## Stated goal
Gather the lines from the material that contain "Output".

Entries from a visual dataset
## begin
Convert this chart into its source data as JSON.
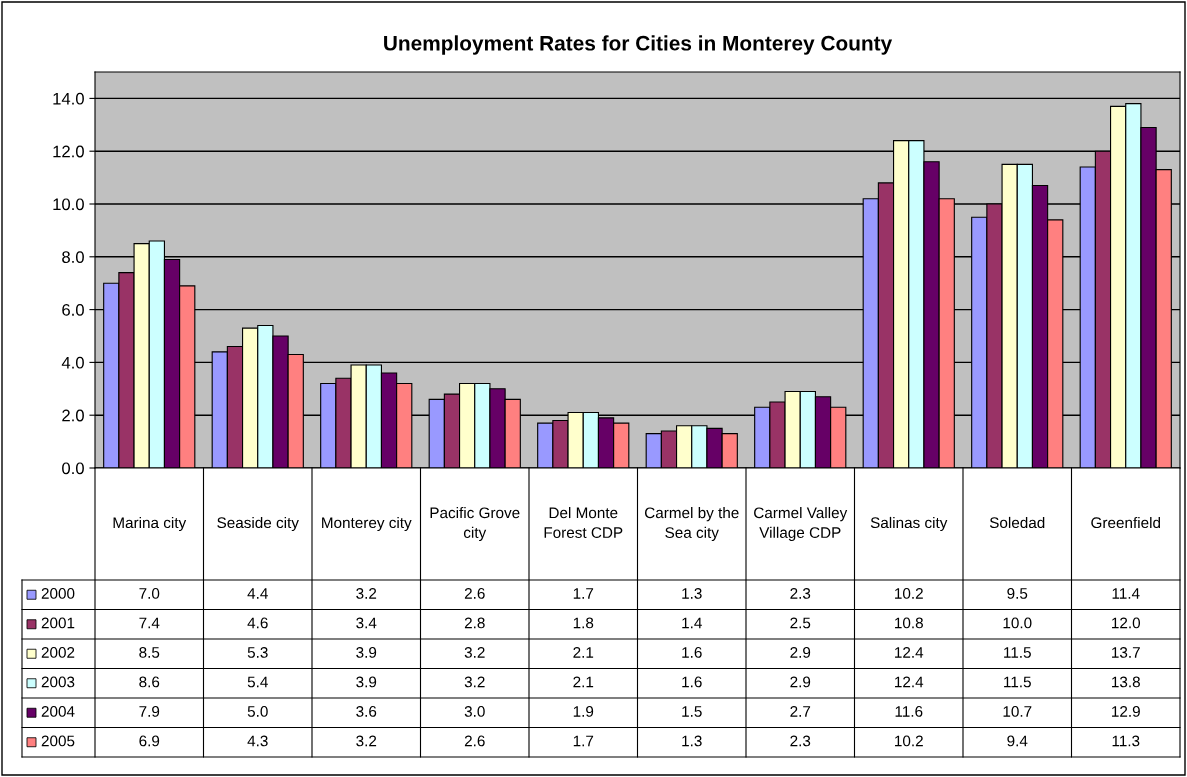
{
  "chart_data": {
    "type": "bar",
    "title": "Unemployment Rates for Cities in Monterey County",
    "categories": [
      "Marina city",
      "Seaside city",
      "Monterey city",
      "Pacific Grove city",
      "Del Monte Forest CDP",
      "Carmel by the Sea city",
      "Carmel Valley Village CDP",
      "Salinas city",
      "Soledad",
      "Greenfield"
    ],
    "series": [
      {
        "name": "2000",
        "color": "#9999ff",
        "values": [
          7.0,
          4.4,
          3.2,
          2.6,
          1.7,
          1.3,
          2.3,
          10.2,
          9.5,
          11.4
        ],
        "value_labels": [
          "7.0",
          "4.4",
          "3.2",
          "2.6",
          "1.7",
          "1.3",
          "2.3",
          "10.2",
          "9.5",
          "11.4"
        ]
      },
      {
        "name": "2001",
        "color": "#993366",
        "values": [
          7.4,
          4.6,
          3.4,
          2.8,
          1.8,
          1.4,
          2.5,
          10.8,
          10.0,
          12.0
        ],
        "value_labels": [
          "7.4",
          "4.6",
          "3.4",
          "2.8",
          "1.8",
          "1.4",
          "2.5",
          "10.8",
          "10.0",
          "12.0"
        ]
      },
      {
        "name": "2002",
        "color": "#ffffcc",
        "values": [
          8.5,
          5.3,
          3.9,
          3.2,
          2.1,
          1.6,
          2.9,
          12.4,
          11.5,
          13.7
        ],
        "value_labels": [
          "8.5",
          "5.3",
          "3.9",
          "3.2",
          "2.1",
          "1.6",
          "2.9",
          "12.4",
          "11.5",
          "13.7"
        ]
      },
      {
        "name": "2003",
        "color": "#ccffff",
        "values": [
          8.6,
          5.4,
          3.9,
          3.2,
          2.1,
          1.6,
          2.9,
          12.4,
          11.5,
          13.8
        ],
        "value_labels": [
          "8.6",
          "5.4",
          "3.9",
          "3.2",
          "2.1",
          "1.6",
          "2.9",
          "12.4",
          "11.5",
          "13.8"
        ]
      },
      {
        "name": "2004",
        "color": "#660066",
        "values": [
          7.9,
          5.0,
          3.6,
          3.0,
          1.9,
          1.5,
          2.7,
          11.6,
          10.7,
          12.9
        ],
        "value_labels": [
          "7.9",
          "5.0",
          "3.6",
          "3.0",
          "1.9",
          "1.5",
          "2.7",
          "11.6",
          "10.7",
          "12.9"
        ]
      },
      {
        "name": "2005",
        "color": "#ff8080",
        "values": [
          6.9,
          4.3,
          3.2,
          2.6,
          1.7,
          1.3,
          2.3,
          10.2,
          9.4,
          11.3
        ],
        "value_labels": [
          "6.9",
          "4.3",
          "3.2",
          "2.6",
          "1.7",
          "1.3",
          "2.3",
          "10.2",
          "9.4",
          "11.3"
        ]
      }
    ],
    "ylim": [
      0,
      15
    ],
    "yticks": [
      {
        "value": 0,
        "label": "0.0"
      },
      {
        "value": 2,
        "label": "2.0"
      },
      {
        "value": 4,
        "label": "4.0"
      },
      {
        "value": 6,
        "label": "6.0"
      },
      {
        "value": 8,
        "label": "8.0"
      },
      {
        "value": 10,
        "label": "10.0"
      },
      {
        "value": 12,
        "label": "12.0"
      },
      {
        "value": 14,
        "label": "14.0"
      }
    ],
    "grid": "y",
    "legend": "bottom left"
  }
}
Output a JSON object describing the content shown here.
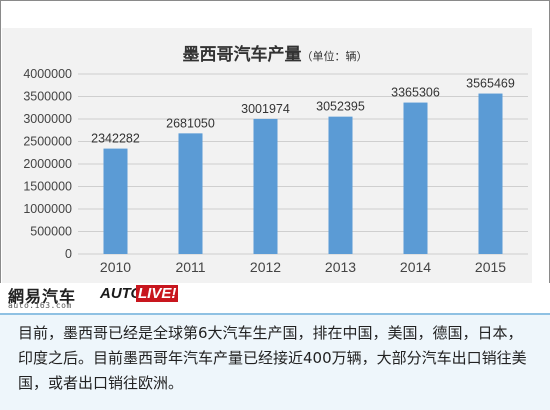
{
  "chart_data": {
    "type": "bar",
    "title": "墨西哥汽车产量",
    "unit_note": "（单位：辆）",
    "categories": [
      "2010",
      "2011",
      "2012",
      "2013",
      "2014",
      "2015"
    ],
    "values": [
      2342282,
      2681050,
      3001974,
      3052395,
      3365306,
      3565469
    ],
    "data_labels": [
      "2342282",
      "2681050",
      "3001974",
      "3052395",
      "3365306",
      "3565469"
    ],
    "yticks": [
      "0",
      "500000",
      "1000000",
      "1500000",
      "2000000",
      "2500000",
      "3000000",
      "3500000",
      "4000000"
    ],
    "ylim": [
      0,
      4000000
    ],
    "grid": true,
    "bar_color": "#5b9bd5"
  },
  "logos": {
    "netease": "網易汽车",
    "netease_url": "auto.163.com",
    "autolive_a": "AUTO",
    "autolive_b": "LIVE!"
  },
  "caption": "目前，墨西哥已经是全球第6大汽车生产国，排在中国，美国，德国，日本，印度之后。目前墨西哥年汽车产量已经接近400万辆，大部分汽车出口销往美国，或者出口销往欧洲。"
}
## end
## begin
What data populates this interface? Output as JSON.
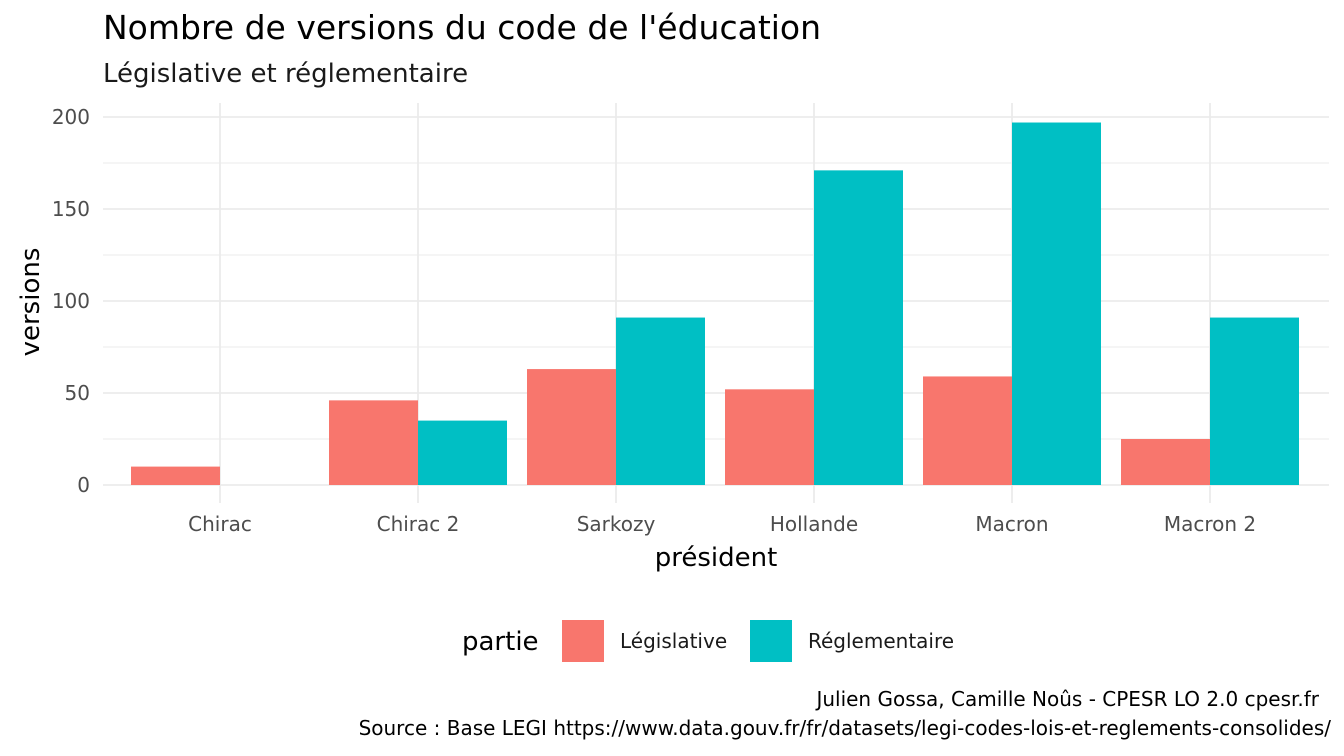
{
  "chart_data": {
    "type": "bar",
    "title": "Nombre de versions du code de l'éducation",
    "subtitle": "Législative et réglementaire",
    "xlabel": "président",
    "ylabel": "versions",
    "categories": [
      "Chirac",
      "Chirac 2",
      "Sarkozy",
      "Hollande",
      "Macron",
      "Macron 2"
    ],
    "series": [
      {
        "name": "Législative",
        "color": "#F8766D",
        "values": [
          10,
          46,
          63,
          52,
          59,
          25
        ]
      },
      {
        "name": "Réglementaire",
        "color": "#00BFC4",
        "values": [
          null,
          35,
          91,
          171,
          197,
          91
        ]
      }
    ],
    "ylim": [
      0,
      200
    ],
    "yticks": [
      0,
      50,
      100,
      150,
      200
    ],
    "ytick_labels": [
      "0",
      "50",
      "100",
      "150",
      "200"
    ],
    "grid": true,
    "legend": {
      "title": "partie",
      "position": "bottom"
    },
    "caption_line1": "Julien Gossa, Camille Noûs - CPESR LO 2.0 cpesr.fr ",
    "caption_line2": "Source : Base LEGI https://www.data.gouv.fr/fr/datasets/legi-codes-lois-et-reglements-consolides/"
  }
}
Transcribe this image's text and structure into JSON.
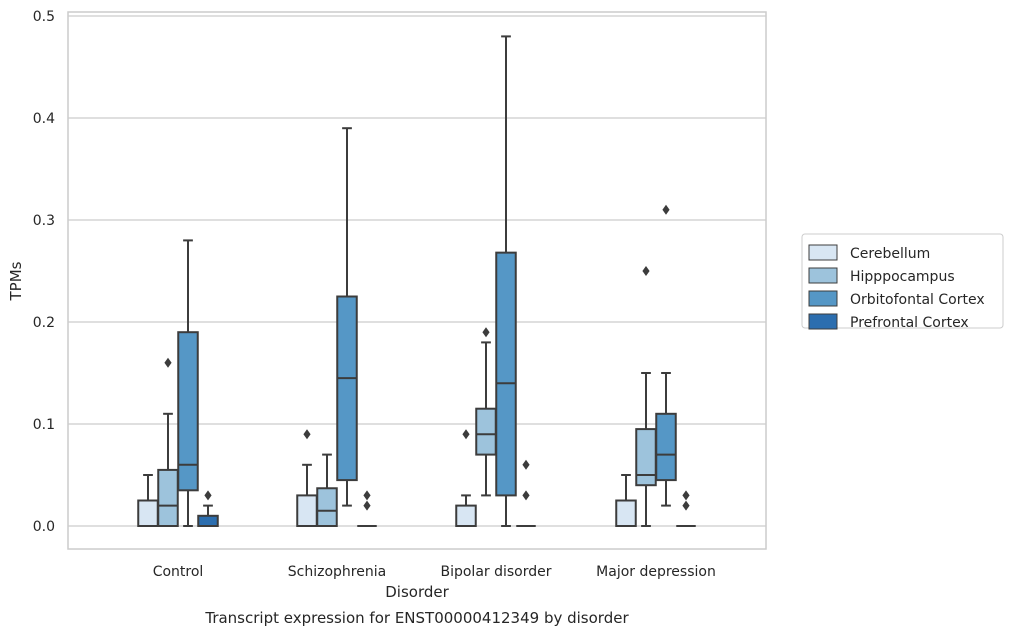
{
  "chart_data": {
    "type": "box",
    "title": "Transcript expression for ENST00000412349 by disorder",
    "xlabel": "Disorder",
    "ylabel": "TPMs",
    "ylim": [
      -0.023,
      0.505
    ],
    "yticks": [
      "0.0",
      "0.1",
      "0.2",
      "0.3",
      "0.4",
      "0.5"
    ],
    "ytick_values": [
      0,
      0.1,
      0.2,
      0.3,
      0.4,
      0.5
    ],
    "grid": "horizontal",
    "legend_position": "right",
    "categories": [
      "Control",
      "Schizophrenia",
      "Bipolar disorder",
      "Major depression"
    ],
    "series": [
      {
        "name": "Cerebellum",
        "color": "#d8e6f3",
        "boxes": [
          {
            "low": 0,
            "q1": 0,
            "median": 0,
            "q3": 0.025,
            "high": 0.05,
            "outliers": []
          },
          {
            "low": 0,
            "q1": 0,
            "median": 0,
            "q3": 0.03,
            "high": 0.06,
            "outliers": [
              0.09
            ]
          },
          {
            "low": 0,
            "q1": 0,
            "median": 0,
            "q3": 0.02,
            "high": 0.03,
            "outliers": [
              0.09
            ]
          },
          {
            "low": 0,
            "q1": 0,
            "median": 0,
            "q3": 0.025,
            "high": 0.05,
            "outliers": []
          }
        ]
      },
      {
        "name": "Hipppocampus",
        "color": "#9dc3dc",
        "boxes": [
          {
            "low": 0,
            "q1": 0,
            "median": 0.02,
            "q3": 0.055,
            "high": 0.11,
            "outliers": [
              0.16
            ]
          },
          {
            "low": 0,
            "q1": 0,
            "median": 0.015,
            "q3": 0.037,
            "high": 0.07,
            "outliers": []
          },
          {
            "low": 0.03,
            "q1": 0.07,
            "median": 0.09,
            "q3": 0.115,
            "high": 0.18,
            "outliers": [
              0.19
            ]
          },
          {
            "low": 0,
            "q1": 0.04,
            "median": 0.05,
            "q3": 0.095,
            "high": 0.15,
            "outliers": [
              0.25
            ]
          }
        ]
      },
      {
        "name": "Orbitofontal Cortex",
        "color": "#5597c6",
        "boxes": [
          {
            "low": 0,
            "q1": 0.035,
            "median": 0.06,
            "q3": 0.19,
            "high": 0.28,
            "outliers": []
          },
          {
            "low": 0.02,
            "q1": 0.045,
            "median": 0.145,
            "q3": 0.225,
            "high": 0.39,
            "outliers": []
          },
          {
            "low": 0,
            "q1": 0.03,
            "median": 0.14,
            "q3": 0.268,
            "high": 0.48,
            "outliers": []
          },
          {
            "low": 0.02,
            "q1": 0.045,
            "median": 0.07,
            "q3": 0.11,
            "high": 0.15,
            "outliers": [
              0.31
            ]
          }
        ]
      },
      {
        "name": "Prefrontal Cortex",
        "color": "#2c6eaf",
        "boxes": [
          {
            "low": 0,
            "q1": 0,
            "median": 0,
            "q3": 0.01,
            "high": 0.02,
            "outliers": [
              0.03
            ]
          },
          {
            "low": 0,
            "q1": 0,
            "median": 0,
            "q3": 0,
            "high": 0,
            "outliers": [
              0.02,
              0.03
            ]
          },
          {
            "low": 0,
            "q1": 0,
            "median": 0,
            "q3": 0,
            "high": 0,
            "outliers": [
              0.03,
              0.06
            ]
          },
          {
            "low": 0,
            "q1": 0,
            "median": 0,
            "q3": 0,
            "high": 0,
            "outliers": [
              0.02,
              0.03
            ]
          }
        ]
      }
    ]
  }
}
## end
## Reply
Output a JSON object describing the content shown here.
What data populates this interface? Output as JSON.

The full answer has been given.